Direction:
Reproduce all entries verbatim, with nothing added or dropped.
___ Data
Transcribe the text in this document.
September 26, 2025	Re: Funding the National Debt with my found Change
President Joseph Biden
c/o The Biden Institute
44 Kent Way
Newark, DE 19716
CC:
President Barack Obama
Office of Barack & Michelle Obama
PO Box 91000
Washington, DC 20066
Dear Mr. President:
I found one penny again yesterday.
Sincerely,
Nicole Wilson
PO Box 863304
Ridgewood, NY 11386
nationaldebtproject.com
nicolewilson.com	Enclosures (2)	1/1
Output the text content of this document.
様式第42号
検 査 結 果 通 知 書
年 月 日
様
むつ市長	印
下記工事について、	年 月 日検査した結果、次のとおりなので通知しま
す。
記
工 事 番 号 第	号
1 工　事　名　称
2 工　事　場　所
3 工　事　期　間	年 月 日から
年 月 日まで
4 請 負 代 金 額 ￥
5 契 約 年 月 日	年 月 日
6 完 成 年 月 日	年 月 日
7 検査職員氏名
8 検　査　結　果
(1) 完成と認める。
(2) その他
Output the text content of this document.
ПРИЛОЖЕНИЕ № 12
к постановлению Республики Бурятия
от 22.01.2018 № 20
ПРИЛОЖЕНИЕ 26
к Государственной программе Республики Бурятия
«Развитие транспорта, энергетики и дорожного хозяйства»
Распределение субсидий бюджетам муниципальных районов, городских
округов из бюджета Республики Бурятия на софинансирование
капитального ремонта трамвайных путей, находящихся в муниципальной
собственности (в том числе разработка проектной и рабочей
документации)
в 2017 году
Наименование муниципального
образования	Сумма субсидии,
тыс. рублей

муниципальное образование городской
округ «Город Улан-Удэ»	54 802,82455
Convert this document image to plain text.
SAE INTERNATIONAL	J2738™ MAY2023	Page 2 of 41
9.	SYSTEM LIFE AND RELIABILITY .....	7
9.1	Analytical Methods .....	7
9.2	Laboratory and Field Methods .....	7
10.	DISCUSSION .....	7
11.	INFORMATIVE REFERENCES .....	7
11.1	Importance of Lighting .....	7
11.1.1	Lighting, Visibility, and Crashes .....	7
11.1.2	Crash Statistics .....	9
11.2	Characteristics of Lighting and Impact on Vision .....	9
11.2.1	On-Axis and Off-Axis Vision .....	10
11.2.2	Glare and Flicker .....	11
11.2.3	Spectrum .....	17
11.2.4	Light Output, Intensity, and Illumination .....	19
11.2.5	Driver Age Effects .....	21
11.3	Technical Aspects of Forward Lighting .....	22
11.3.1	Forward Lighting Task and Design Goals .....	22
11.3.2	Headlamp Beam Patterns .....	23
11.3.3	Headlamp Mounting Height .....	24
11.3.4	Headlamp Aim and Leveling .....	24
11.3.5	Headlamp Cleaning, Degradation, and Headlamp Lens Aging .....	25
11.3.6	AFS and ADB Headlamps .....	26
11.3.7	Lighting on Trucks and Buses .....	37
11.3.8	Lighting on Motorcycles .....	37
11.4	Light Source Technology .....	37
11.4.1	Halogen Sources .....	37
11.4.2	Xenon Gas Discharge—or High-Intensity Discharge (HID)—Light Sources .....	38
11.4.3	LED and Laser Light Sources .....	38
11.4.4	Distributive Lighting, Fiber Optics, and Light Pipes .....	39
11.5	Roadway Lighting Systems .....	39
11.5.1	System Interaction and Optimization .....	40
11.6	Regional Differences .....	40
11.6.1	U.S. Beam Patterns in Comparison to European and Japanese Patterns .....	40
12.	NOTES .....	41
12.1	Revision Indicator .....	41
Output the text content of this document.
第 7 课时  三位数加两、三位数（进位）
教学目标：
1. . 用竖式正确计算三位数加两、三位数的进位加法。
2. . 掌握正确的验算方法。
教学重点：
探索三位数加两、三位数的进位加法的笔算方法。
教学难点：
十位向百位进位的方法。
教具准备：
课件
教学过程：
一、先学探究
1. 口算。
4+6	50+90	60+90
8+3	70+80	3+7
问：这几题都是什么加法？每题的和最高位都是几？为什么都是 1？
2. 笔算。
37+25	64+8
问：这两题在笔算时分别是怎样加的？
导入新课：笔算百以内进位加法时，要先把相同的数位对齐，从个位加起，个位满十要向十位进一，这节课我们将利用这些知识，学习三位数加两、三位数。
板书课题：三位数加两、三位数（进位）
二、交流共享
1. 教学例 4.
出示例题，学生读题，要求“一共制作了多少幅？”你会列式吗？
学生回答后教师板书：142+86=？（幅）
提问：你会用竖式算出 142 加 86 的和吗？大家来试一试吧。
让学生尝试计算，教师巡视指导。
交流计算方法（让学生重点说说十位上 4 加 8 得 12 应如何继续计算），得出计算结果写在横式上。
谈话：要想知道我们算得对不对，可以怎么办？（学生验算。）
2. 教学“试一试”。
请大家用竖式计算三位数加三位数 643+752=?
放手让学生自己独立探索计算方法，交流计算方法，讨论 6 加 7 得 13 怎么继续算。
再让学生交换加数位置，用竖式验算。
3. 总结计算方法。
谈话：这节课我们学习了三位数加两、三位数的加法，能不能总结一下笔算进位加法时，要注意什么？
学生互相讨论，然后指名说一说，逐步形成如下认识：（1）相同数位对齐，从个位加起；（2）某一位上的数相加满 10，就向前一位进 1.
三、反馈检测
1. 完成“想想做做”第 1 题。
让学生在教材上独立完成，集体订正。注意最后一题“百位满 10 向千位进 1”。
______
Correct response:
Transcribe the text in this document.
September 26, 2025	Re: Funding the National Debt with my found Change
President Joseph Biden
c/o The Biden Institute
44 Kent Way
Newark, DE 19716
CC:
President Barack Obama
Office of Barack & Michelle Obama
PO Box 91000
Washington, DC 20066
Dear Mr. President:
I found one penny again yesterday.
Sincerely,
Nicole Wilson
PO Box 863304
Ridgewood, NY 11386
nationaldebtproject.com
nicolewilson.com	Enclosures (2)	1/1
Output the text content of this document.
様式第42号
検 査 結 果 通 知 書
年 月 日
様
むつ市長	印
下記工事について、	年 月 日検査した結果、次のとおりなので通知しま
す。
記
工 事 番 号 第	号
1 工　事　名　称
2 工　事　場　所
3 工　事　期　間	年 月 日から
年 月 日まで
4 請 負 代 金 額 ￥
5 契 約 年 月 日	年 月 日
6 完 成 年 月 日	年 月 日
7 検査職員氏名
8 検　査　結　果
(1) 完成と認める。
(2) その他
Output the text content of this document.
ПРИЛОЖЕНИЕ № 12
к постановлению Республики Бурятия
от 22.01.2018 № 20
ПРИЛОЖЕНИЕ 26
к Государственной программе Республики Бурятия
«Развитие транспорта, энергетики и дорожного хозяйства»
Распределение субсидий бюджетам муниципальных районов, городских
округов из бюджета Республики Бурятия на софинансирование
капитального ремонта трамвайных путей, находящихся в муниципальной
собственности (в том числе разработка проектной и рабочей
документации)
в 2017 году
Наименование муниципального
образования	Сумма субсидии,
тыс. рублей

муниципальное образование городской
округ «Город Улан-Удэ»	54 802,82455
Convert this document image to plain text.
SAE INTERNATIONAL	J2738™ MAY2023	Page 2 of 41
9.	SYSTEM LIFE AND RELIABILITY .....	7
9.1	Analytical Methods .....	7
9.2	Laboratory and Field Methods .....	7
10.	DISCUSSION .....	7
11.	INFORMATIVE REFERENCES .....	7
11.1	Importance of Lighting .....	7
11.1.1	Lighting, Visibility, and Crashes .....	7
11.1.2	Crash Statistics .....	9
11.2	Characteristics of Lighting and Impact on Vision .....	9
11.2.1	On-Axis and Off-Axis Vision .....	10
11.2.2	Glare and Flicker .....	11
11.2.3	Spectrum .....	17
11.2.4	Light Output, Intensity, and Illumination .....	19
11.2.5	Driver Age Effects .....	21
11.3	Technical Aspects of Forward Lighting .....	22
11.3.1	Forward Lighting Task and Design Goals .....	22
11.3.2	Headlamp Beam Patterns .....	23
11.3.3	Headlamp Mounting Height .....	24
11.3.4	Headlamp Aim and Leveling .....	24
11.3.5	Headlamp Cleaning, Degradation, and Headlamp Lens Aging .....	25
11.3.6	AFS and ADB Headlamps .....	26
11.3.7	Lighting on Trucks and Buses .....	37
11.3.8	Lighting on Motorcycles .....	37
11.4	Light Source Technology .....	37
11.4.1	Halogen Sources .....	37
11.4.2	Xenon Gas Discharge—or High-Intensity Discharge (HID)—Light Sources .....	38
11.4.3	LED and Laser Light Sources .....	38
11.4.4	Distributive Lighting, Fiber Optics, and Light Pipes .....	39
11.5	Roadway Lighting Systems .....	39
11.5.1	System Interaction and Optimization .....	40
11.6	Regional Differences .....	40
11.6.1	U.S. Beam Patterns in Comparison to European and Japanese Patterns .....	40
12.	NOTES .....	41
12.1	Revision Indicator .....	41
Output the text content of this document.
第 7 课时  三位数加两、三位数（进位）
教学目标：
1. . 用竖式正确计算三位数加两、三位数的进位加法。
2. . 掌握正确的验算方法。
教学重点：
探索三位数加两、三位数的进位加法的笔算方法。
教学难点：
十位向百位进位的方法。
教具准备：
课件
教学过程：
一、先学探究
1. 口算。
4+6	50+90	60+90
8+3	70+80	3+7
问：这几题都是什么加法？每题的和最高位都是几？为什么都是 1？
2. 笔算。
37+25	64+8
问：这两题在笔算时分别是怎样加的？
导入新课：笔算百以内进位加法时，要先把相同的数位对齐，从个位加起，个位满十要向十位进一，这节课我们将利用这些知识，学习三位数加两、三位数。
板书课题：三位数加两、三位数（进位）
二、交流共享
1. 教学例 4.
出示例题，学生读题，要求“一共制作了多少幅？”你会列式吗？
学生回答后教师板书：142+86=？（幅）
提问：你会用竖式算出 142 加 86 的和吗？大家来试一试吧。
让学生尝试计算，教师巡视指导。
交流计算方法（让学生重点说说十位上 4 加 8 得 12 应如何继续计算），得出计算结果写在横式上。
谈话：要想知道我们算得对不对，可以怎么办？（学生验算。）
2. 教学“试一试”。
请大家用竖式计算三位数加三位数 643+752=?
放手让学生自己独立探索计算方法，交流计算方法，讨论 6 加 7 得 13 怎么继续算。
再让学生交换加数位置，用竖式验算。
3. 总结计算方法。
谈话：这节课我们学习了三位数加两、三位数的加法，能不能总结一下笔算进位加法时，要注意什么？
学生互相讨论，然后指名说一说，逐步形成如下认识：（1）相同数位对齐，从个位加起；（2）某一位上的数相加满 10，就向前一位进 1.
三、反馈检测
1. 完成“想想做做”第 1 题。
让学生在教材上独立完成，集体订正。注意最后一题“百位满 10 向千位进 1”。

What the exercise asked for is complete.